WHAT THE TASK REQUIRES >> Answer with a single number: the count of lines that hold "arcmin".

EXTRACTED RECORDS >>

>>>>>

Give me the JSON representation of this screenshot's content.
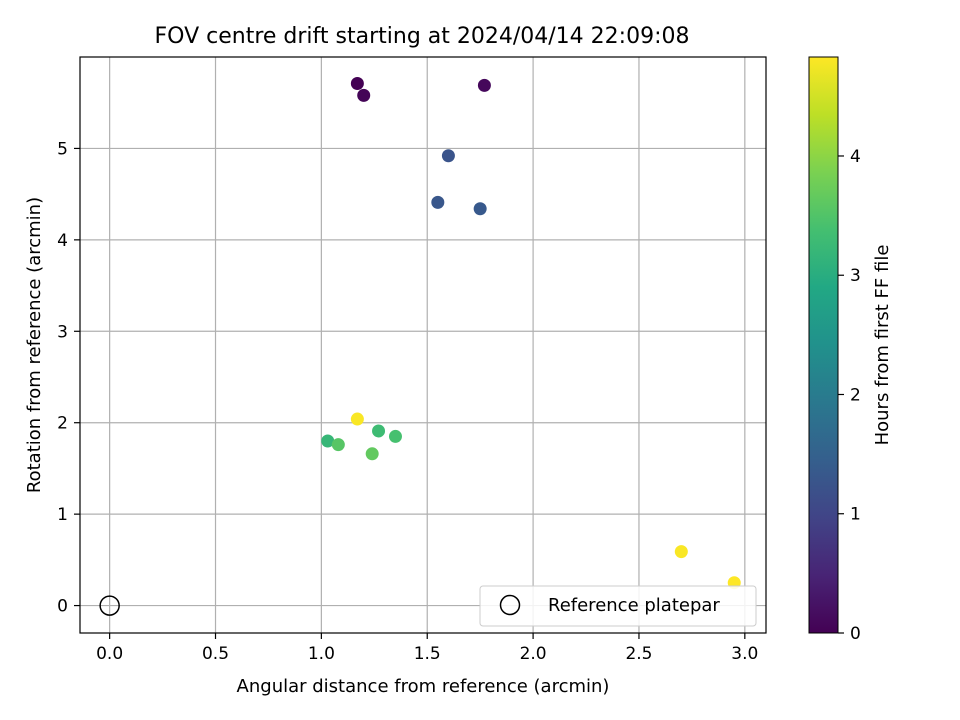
{
  "chart_data": {
    "type": "scatter",
    "title": "FOV centre drift starting at 2024/04/14 22:09:08",
    "xlabel": "Angular distance from reference (arcmin)",
    "ylabel": "Rotation from reference (arcmin)",
    "xlim": [
      -0.14,
      3.1
    ],
    "ylim": [
      -0.3,
      6.0
    ],
    "xticks": [
      0.0,
      0.5,
      1.0,
      1.5,
      2.0,
      2.5,
      3.0
    ],
    "xtick_labels": [
      "0.0",
      "0.5",
      "1.0",
      "1.5",
      "2.0",
      "2.5",
      "3.0"
    ],
    "yticks": [
      0,
      1,
      2,
      3,
      4,
      5
    ],
    "ytick_labels": [
      "0",
      "1",
      "2",
      "3",
      "4",
      "5"
    ],
    "grid": true,
    "legend_position": "bottom-right",
    "colormap": "viridis",
    "colorbar": {
      "label": "Hours from first FF file",
      "range": [
        0,
        4.83
      ],
      "ticks": [
        0,
        1,
        2,
        3,
        4
      ],
      "tick_labels": [
        "0",
        "1",
        "2",
        "3",
        "4"
      ]
    },
    "points": [
      {
        "x": 1.17,
        "y": 5.71,
        "hours": 0.0
      },
      {
        "x": 1.2,
        "y": 5.58,
        "hours": 0.05
      },
      {
        "x": 1.77,
        "y": 5.69,
        "hours": 0.1
      },
      {
        "x": 1.6,
        "y": 4.92,
        "hours": 1.25
      },
      {
        "x": 1.55,
        "y": 4.41,
        "hours": 1.3
      },
      {
        "x": 1.75,
        "y": 4.34,
        "hours": 1.35
      },
      {
        "x": 1.03,
        "y": 1.8,
        "hours": 3.2
      },
      {
        "x": 1.27,
        "y": 1.91,
        "hours": 3.3
      },
      {
        "x": 1.35,
        "y": 1.85,
        "hours": 3.4
      },
      {
        "x": 1.08,
        "y": 1.76,
        "hours": 3.55
      },
      {
        "x": 1.24,
        "y": 1.66,
        "hours": 3.65
      },
      {
        "x": 1.17,
        "y": 2.04,
        "hours": 4.8
      },
      {
        "x": 2.7,
        "y": 0.59,
        "hours": 4.8
      },
      {
        "x": 2.95,
        "y": 0.25,
        "hours": 4.83
      }
    ],
    "reference": {
      "label": "Reference platepar",
      "x": 0.0,
      "y": 0.0
    }
  }
}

<<<<<

ANSWER TO THIS TASK >> 2